Post-war returnees in Magwi County in Eastern Equatoria have had relatively little help compared with those in other areas of Southern Sudan, say aid workers. Well after the Comprehensive Peace Agreement put an end to the war in 2005, Lord’s Resistance Army guerillas from neighbouring Uganda remained active in this prime bush territory, stymieing any immediate resettlement. 

Most residents of Magwi County fled during the decades-long civil war that engulfed Southern Sudan. Nearly 450,000 Southerners had taken refuge in surrounding nations by 2005. According to the UN Refugee Agency (UNHCR), 330,000 have since returned home, allowing nine refugee camps in Ethiopia, Uganda, the Democratic Republic of Congo and Central African Republic, to close.

Some 100,000 refugees have resettled in Magwi alone, giving it one of the highest influx of returnees anywhere in Southern Sudan, about half under the UNHCR returnee assistance programme. Most are ethnic Acholis who had fled into Uganda in the 1990s.

“I remember going out there in November 2007, and outside Magwi town, there just weren’t a lot of humanitarian agencies on the ground in those areas,” recalls Steven Loegering, head of the World Food Programme (WFP) Equatoria office. “So they were already 18 months to two years behind in getting settled down and getting any type of assistance compared to the rest of the country.”

Crop failure

''Two children died recently from eating a poisonous root while scavenging for an extra meal''
For the time being, the goal for the returnee families has been achieving a level of basic subsistence - still proving elusive for most. Under the resettlement programme, the returnees are given a three-month food supply, but for many this has not been enough. UNHCR estimates that fewer than 30 percent of returnee households have reached a subsistence level; in many cases, it could be much less. One returnee told IRIN that two children died recently from eating a poisonous root while scavenging for an extra meal.

However, Loegering said food security was not a problem restricted to the returnees. “Even if they had received enough tools, even if they had received enough seeds, even if they’d figured out the land tenure problem and found some place to have enough confidence to plant their food, the last crop failed – for everybody,” he says.

WFP has designated Magwi County one of three areas most at need in Eastern Equatoria. At present, 12,500 people receive food assistance, a number likely to rise, predicts Loegering. The NGO Catholic Relief Services has also given emergency three-month food rations to 45,000 people, but this aid is due to discontinue this month due to budgetary constraints.

Health needs

Food security is but one of the challenges facing the returnees. Adequate healthcare is also often lacking, as the county has only one hospital, near the Ugandan border.

• _Entries provided_:
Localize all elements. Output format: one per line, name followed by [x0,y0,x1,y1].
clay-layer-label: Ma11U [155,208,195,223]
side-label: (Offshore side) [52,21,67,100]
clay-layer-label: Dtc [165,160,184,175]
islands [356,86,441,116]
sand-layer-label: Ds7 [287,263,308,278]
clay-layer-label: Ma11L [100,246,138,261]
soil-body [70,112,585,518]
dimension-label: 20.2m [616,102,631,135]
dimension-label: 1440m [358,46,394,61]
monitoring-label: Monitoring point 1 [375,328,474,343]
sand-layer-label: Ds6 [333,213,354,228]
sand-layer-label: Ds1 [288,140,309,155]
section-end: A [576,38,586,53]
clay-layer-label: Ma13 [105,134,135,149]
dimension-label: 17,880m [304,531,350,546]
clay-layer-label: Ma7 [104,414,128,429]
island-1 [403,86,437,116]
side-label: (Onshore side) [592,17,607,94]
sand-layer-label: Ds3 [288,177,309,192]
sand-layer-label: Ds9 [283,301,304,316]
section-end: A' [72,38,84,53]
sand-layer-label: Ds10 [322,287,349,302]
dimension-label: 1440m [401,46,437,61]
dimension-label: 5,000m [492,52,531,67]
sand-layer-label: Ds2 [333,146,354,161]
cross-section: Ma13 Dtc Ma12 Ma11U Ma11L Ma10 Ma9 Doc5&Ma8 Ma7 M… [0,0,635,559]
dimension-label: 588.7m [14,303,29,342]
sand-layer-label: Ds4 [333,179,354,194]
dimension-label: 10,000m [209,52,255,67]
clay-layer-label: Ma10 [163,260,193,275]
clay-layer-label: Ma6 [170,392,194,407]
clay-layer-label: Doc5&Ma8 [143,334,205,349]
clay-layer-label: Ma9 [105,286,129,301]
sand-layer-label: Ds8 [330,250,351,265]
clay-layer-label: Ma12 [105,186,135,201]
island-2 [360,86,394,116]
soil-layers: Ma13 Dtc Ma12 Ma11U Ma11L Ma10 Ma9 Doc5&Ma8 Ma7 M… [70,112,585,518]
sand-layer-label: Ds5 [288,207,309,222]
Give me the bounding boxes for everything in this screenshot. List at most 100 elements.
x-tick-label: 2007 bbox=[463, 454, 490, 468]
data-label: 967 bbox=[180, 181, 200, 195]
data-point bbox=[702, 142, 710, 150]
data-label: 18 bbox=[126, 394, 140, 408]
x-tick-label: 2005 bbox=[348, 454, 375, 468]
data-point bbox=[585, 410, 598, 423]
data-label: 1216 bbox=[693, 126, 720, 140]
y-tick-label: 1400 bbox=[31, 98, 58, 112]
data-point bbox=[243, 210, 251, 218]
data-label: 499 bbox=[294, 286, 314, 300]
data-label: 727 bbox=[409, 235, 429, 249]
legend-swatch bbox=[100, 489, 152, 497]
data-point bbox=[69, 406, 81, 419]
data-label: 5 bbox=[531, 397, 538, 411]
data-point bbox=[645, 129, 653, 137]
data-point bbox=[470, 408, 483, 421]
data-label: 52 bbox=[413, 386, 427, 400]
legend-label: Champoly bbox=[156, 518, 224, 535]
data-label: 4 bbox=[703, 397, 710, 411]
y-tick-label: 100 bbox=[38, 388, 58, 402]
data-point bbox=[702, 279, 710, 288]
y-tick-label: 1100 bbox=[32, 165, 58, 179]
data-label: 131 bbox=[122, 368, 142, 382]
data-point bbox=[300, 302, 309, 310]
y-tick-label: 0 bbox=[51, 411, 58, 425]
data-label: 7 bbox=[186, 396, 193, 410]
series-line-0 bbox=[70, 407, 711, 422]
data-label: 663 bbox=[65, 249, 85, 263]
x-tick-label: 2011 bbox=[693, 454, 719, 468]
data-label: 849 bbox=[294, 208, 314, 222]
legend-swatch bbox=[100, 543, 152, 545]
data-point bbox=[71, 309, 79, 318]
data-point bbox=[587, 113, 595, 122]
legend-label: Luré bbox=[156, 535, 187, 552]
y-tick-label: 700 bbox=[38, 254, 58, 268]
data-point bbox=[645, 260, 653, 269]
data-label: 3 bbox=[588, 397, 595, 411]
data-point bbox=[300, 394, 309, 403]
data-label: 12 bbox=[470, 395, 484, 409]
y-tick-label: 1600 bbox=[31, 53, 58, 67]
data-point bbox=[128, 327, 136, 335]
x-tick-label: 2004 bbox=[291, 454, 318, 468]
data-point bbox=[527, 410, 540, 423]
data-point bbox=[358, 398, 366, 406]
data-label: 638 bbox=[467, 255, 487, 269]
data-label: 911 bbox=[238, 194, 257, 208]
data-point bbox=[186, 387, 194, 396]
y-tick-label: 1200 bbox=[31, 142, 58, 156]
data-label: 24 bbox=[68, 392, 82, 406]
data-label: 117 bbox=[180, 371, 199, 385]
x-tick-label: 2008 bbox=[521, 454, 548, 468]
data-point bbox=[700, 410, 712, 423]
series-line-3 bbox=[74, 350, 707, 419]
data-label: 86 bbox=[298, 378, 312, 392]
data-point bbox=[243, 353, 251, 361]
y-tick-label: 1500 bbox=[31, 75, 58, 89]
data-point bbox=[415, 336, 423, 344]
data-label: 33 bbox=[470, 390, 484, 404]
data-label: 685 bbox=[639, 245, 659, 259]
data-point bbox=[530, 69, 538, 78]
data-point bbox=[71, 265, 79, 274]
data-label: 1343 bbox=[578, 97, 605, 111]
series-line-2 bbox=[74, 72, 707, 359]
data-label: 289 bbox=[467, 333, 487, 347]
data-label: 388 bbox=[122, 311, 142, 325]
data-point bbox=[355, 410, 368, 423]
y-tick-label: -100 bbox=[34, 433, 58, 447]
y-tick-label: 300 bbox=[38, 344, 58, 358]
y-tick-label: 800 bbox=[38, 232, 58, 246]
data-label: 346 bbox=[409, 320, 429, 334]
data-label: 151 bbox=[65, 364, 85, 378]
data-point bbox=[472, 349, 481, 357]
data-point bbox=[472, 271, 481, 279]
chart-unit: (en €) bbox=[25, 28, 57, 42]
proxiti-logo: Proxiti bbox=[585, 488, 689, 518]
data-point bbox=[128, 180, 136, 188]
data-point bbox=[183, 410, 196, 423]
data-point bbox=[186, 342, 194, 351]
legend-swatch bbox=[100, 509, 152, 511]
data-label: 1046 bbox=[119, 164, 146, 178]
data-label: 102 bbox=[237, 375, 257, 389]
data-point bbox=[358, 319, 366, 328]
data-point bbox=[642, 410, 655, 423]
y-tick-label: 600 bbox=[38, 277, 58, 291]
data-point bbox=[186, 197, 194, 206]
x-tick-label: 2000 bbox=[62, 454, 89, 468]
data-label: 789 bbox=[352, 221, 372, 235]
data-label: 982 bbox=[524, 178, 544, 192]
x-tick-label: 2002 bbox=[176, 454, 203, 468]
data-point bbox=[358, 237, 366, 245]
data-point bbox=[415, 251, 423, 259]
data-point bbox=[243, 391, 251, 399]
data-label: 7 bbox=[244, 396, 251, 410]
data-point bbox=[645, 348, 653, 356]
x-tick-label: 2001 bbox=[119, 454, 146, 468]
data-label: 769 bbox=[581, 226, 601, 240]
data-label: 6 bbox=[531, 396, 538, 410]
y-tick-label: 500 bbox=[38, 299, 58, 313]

• _Exercises_:
A: In the Magwi County article, how many people currently receive WFP food assistance?
B: Condense the paragraph of the Magwi County article beginning "WFP has designated Magwi County" into a bulleted list that keeps its main facts.
C: Copy the Magwi County article word for word from "Food security is" to "the Ugandan border.".

• _Answers to each task_:
A: 12,500 people.

B:
- WFP ranks Magwi County among the three areas of greatest need in Eastern Equatoria.
- 12,500 people now receive food assistance, and Loegering expects that number to rise.
- Catholic Relief Services has given emergency three-month food rations to 45,000 people.
- That aid is due to end this month because of budgetary constraints.

C:
Food security is but one of the challenges facing the returnees. Adequate healthcare is also often lacking, as the county has only one hospital, near the Ugandan border.